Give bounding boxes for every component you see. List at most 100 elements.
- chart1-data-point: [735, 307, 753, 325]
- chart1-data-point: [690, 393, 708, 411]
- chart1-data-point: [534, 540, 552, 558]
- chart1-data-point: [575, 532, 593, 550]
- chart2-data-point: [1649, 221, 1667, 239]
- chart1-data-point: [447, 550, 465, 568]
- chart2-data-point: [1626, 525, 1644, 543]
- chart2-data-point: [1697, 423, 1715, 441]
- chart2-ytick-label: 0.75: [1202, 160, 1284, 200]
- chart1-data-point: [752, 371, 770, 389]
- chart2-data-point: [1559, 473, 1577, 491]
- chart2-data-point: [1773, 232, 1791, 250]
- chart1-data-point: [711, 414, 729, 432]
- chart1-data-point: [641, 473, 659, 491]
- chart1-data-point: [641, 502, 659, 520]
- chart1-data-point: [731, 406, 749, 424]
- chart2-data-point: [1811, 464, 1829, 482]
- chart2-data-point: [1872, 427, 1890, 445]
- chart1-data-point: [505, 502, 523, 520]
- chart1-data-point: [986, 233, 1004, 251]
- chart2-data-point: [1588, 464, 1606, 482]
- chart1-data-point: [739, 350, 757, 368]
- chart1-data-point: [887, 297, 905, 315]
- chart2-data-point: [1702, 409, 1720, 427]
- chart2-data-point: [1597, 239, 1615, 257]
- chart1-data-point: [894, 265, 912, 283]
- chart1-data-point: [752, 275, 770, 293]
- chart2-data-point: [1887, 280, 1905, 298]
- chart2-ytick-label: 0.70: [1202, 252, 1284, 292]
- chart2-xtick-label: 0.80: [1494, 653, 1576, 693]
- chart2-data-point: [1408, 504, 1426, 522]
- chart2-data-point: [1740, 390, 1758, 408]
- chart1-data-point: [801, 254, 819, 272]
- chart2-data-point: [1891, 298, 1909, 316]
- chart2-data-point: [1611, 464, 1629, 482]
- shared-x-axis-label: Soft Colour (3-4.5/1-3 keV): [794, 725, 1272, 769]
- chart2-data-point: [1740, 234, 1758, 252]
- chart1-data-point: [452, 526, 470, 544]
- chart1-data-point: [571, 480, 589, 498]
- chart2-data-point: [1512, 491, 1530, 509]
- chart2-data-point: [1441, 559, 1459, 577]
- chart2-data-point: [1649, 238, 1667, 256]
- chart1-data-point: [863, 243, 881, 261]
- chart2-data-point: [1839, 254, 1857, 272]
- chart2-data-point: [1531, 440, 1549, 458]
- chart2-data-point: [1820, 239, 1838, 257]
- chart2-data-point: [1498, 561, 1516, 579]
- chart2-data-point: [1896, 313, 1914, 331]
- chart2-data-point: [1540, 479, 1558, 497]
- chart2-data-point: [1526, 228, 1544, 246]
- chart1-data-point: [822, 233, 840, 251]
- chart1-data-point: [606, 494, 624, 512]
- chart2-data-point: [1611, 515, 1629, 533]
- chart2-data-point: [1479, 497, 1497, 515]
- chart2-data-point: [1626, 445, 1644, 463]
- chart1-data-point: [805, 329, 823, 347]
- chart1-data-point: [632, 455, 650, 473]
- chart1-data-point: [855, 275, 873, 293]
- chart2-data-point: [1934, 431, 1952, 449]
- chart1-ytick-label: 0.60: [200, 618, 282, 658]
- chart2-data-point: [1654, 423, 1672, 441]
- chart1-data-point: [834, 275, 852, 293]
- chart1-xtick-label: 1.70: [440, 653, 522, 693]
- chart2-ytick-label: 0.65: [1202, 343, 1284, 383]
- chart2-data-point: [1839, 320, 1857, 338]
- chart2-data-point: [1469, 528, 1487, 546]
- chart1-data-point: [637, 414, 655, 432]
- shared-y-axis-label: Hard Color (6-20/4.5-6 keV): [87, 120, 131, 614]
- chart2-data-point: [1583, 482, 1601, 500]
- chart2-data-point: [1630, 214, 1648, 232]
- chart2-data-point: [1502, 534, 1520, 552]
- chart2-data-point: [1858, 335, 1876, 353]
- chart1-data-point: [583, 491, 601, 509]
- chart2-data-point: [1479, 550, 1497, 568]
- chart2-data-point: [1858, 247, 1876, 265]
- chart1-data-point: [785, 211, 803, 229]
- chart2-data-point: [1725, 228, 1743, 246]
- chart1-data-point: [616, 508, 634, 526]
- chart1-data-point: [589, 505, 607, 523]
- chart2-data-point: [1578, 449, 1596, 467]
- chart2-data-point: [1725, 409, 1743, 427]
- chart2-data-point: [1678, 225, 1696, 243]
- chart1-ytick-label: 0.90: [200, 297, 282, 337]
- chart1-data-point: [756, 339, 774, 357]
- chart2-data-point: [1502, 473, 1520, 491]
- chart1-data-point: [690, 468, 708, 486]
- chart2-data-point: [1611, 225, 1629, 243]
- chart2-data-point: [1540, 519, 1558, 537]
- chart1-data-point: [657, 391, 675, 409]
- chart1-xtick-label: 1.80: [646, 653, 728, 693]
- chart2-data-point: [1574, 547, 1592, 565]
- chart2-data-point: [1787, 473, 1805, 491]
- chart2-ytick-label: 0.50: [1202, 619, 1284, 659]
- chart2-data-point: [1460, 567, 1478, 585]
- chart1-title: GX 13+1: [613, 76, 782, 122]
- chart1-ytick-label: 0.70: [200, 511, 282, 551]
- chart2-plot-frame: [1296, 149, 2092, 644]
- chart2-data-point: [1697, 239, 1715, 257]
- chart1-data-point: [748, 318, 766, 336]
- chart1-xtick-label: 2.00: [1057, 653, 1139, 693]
..............................
Exercise goal
Copy out all the rows above line for line, with no changes.

Task answer
Give bounding boxes for every component you see. List at most 100 elements.
- chart1-data-point: [735, 307, 753, 325]
- chart1-data-point: [690, 393, 708, 411]
- chart1-data-point: [534, 540, 552, 558]
- chart1-data-point: [575, 532, 593, 550]
- chart2-data-point: [1649, 221, 1667, 239]
- chart1-data-point: [447, 550, 465, 568]
- chart2-data-point: [1626, 525, 1644, 543]
- chart2-data-point: [1697, 423, 1715, 441]
- chart2-ytick-label: 0.75: [1202, 160, 1284, 200]
- chart1-data-point: [752, 371, 770, 389]
- chart2-data-point: [1559, 473, 1577, 491]
- chart2-data-point: [1773, 232, 1791, 250]
- chart1-data-point: [711, 414, 729, 432]
- chart1-data-point: [641, 473, 659, 491]
- chart1-data-point: [641, 502, 659, 520]
- chart1-data-point: [731, 406, 749, 424]
- chart2-data-point: [1811, 464, 1829, 482]
- chart2-data-point: [1872, 427, 1890, 445]
- chart1-data-point: [505, 502, 523, 520]
- chart1-data-point: [986, 233, 1004, 251]
- chart2-data-point: [1588, 464, 1606, 482]
- chart1-data-point: [739, 350, 757, 368]
- chart1-data-point: [887, 297, 905, 315]
- chart2-data-point: [1702, 409, 1720, 427]
- chart2-data-point: [1597, 239, 1615, 257]
- chart1-data-point: [894, 265, 912, 283]
- chart1-data-point: [752, 275, 770, 293]
- chart2-data-point: [1887, 280, 1905, 298]
- chart2-ytick-label: 0.70: [1202, 252, 1284, 292]
- chart2-xtick-label: 0.80: [1494, 653, 1576, 693]
- chart2-data-point: [1408, 504, 1426, 522]
- chart2-data-point: [1740, 390, 1758, 408]
- chart1-data-point: [801, 254, 819, 272]
- chart2-data-point: [1891, 298, 1909, 316]
- chart2-data-point: [1611, 464, 1629, 482]
- shared-x-axis-label: Soft Colour (3-4.5/1-3 keV): [794, 725, 1272, 769]
- chart2-data-point: [1740, 234, 1758, 252]
- chart1-data-point: [452, 526, 470, 544]
- chart1-data-point: [571, 480, 589, 498]
- chart2-data-point: [1512, 491, 1530, 509]
- chart2-data-point: [1441, 559, 1459, 577]
- chart2-data-point: [1649, 238, 1667, 256]
- chart1-data-point: [863, 243, 881, 261]
- chart2-data-point: [1839, 254, 1857, 272]
- chart2-data-point: [1531, 440, 1549, 458]
- chart2-data-point: [1820, 239, 1838, 257]
- chart2-data-point: [1498, 561, 1516, 579]
- chart2-data-point: [1896, 313, 1914, 331]
- chart2-data-point: [1540, 479, 1558, 497]
- chart2-data-point: [1526, 228, 1544, 246]
- chart1-data-point: [822, 233, 840, 251]
- chart1-data-point: [606, 494, 624, 512]
- chart2-data-point: [1611, 515, 1629, 533]
- chart2-data-point: [1479, 497, 1497, 515]
- chart2-data-point: [1626, 445, 1644, 463]
- chart1-data-point: [805, 329, 823, 347]
- chart1-data-point: [632, 455, 650, 473]
- chart1-data-point: [855, 275, 873, 293]
- chart2-data-point: [1934, 431, 1952, 449]
- chart1-ytick-label: 0.60: [200, 618, 282, 658]
- chart2-data-point: [1654, 423, 1672, 441]
- chart1-data-point: [834, 275, 852, 293]
- chart1-xtick-label: 1.70: [440, 653, 522, 693]
- chart2-ytick-label: 0.65: [1202, 343, 1284, 383]
- chart2-data-point: [1839, 320, 1857, 338]
- chart2-data-point: [1469, 528, 1487, 546]
- chart1-data-point: [637, 414, 655, 432]
- shared-y-axis-label: Hard Color (6-20/4.5-6 keV): [87, 120, 131, 614]
- chart2-data-point: [1583, 482, 1601, 500]
- chart2-data-point: [1630, 214, 1648, 232]
- chart2-data-point: [1502, 534, 1520, 552]
- chart2-data-point: [1858, 335, 1876, 353]
- chart1-data-point: [583, 491, 601, 509]
- chart2-data-point: [1479, 550, 1497, 568]
- chart2-data-point: [1858, 247, 1876, 265]
- chart1-data-point: [785, 211, 803, 229]
- chart2-data-point: [1725, 228, 1743, 246]
- chart1-data-point: [616, 508, 634, 526]
- chart1-data-point: [589, 505, 607, 523]
- chart2-data-point: [1578, 449, 1596, 467]
- chart2-data-point: [1725, 409, 1743, 427]
- chart2-data-point: [1678, 225, 1696, 243]
- chart1-ytick-label: 0.90: [200, 297, 282, 337]
- chart1-data-point: [756, 339, 774, 357]
- chart2-data-point: [1502, 473, 1520, 491]
- chart1-data-point: [690, 468, 708, 486]
- chart2-data-point: [1611, 225, 1629, 243]
- chart2-data-point: [1540, 519, 1558, 537]
- chart1-data-point: [657, 391, 675, 409]
- chart1-xtick-label: 1.80: [646, 653, 728, 693]
- chart2-data-point: [1574, 547, 1592, 565]
- chart2-data-point: [1787, 473, 1805, 491]
- chart2-ytick-label: 0.50: [1202, 619, 1284, 659]
- chart2-data-point: [1460, 567, 1478, 585]
- chart1-title: GX 13+1: [613, 76, 782, 122]
- chart1-ytick-label: 0.70: [200, 511, 282, 551]
- chart2-plot-frame: [1296, 149, 2092, 644]
- chart2-data-point: [1697, 239, 1715, 257]
- chart1-data-point: [748, 318, 766, 336]
- chart1-xtick-label: 2.00: [1057, 653, 1139, 693]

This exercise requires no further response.